Stored records
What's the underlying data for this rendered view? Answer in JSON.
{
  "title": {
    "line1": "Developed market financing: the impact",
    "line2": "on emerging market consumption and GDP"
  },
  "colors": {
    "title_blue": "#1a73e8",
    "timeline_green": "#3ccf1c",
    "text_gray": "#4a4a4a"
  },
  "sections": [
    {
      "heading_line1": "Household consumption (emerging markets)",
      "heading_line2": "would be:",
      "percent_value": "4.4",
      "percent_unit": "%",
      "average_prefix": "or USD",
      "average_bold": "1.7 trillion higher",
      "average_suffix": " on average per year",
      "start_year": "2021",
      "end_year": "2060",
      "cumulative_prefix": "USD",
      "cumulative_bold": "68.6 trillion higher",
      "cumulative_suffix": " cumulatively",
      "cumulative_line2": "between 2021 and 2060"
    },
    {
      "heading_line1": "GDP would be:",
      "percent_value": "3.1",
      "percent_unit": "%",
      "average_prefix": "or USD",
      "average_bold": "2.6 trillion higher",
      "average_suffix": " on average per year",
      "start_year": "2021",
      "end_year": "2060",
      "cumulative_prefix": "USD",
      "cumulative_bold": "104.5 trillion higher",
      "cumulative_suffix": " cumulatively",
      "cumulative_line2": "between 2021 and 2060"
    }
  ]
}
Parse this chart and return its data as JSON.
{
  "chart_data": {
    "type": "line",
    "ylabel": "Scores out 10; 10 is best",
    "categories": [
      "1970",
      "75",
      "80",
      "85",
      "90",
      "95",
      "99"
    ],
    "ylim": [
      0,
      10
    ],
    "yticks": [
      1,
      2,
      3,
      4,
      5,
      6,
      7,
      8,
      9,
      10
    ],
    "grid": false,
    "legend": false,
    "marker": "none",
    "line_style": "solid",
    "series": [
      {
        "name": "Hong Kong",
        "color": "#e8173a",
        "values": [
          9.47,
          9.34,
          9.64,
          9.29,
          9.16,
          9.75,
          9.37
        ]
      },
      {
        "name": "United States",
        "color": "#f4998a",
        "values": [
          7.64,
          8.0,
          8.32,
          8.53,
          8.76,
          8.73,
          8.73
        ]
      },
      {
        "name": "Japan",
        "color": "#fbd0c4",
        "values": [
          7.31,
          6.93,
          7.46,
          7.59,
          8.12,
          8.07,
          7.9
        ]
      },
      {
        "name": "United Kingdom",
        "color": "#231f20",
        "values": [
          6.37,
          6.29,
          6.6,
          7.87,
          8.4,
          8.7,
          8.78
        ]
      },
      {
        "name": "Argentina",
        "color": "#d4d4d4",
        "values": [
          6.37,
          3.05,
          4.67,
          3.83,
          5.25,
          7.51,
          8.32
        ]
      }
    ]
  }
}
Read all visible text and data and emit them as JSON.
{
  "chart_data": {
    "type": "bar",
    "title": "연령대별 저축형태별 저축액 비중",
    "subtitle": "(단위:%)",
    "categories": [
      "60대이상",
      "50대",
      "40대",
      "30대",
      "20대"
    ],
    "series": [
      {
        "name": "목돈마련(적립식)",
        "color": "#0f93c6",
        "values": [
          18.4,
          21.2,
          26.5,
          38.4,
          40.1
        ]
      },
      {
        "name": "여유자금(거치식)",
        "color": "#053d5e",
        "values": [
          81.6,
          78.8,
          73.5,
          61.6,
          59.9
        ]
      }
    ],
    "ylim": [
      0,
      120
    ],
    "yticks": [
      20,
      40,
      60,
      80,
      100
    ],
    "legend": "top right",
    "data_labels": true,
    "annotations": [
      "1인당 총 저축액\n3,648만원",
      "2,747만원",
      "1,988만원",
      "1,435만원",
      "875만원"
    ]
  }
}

- Short problem
Using the entries above, please restate each one word for word.

- Output below
What's the underlying data for this rendered view? Answer in JSON.
{
  "title": {
    "line1": "Developed market financing: the impact",
    "line2": "on emerging market consumption and GDP"
  },
  "colors": {
    "title_blue": "#1a73e8",
    "timeline_green": "#3ccf1c",
    "text_gray": "#4a4a4a"
  },
  "sections": [
    {
      "heading_line1": "Household consumption (emerging markets)",
      "heading_line2": "would be:",
      "percent_value": "4.4",
      "percent_unit": "%",
      "average_prefix": "or USD",
      "average_bold": "1.7 trillion higher",
      "average_suffix": " on average per year",
      "start_year": "2021",
      "end_year": "2060",
      "cumulative_prefix": "USD",
      "cumulative_bold": "68.6 trillion higher",
      "cumulative_suffix": " cumulatively",
      "cumulative_line2": "between 2021 and 2060"
    },
    {
      "heading_line1": "GDP would be:",
      "percent_value": "3.1",
      "percent_unit": "%",
      "average_prefix": "or USD",
      "average_bold": "2.6 trillion higher",
      "average_suffix": " on average per year",
      "start_year": "2021",
      "end_year": "2060",
      "cumulative_prefix": "USD",
      "cumulative_bold": "104.5 trillion higher",
      "cumulative_suffix": " cumulatively",
      "cumulative_line2": "between 2021 and 2060"
    }
  ]
}
Parse this chart and return its data as JSON.
{
  "chart_data": {
    "type": "line",
    "ylabel": "Scores out 10; 10 is best",
    "categories": [
      "1970",
      "75",
      "80",
      "85",
      "90",
      "95",
      "99"
    ],
    "ylim": [
      0,
      10
    ],
    "yticks": [
      1,
      2,
      3,
      4,
      5,
      6,
      7,
      8,
      9,
      10
    ],
    "grid": false,
    "legend": false,
    "marker": "none",
    "line_style": "solid",
    "series": [
      {
        "name": "Hong Kong",
        "color": "#e8173a",
        "values": [
          9.47,
          9.34,
          9.64,
          9.29,
          9.16,
          9.75,
          9.37
        ]
      },
      {
        "name": "United States",
        "color": "#f4998a",
        "values": [
          7.64,
          8.0,
          8.32,
          8.53,
          8.76,
          8.73,
          8.73
        ]
      },
      {
        "name": "Japan",
        "color": "#fbd0c4",
        "values": [
          7.31,
          6.93,
          7.46,
          7.59,
          8.12,
          8.07,
          7.9
        ]
      },
      {
        "name": "United Kingdom",
        "color": "#231f20",
        "values": [
          6.37,
          6.29,
          6.6,
          7.87,
          8.4,
          8.7,
          8.78
        ]
      },
      {
        "name": "Argentina",
        "color": "#d4d4d4",
        "values": [
          6.37,
          3.05,
          4.67,
          3.83,
          5.25,
          7.51,
          8.32
        ]
      }
    ]
  }
}
Read all visible text and data and emit them as JSON.
{
  "chart_data": {
    "type": "bar",
    "title": "연령대별 저축형태별 저축액 비중",
    "subtitle": "(단위:%)",
    "categories": [
      "60대이상",
      "50대",
      "40대",
      "30대",
      "20대"
    ],
    "series": [
      {
        "name": "목돈마련(적립식)",
        "color": "#0f93c6",
        "values": [
          18.4,
          21.2,
          26.5,
          38.4,
          40.1
        ]
      },
      {
        "name": "여유자금(거치식)",
        "color": "#053d5e",
        "values": [
          81.6,
          78.8,
          73.5,
          61.6,
          59.9
        ]
      }
    ],
    "ylim": [
      0,
      120
    ],
    "yticks": [
      20,
      40,
      60,
      80,
      100
    ],
    "legend": "top right",
    "data_labels": true,
    "annotations": [
      "1인당 총 저축액\n3,648만원",
      "2,747만원",
      "1,988만원",
      "1,435만원",
      "875만원"
    ]
  }
}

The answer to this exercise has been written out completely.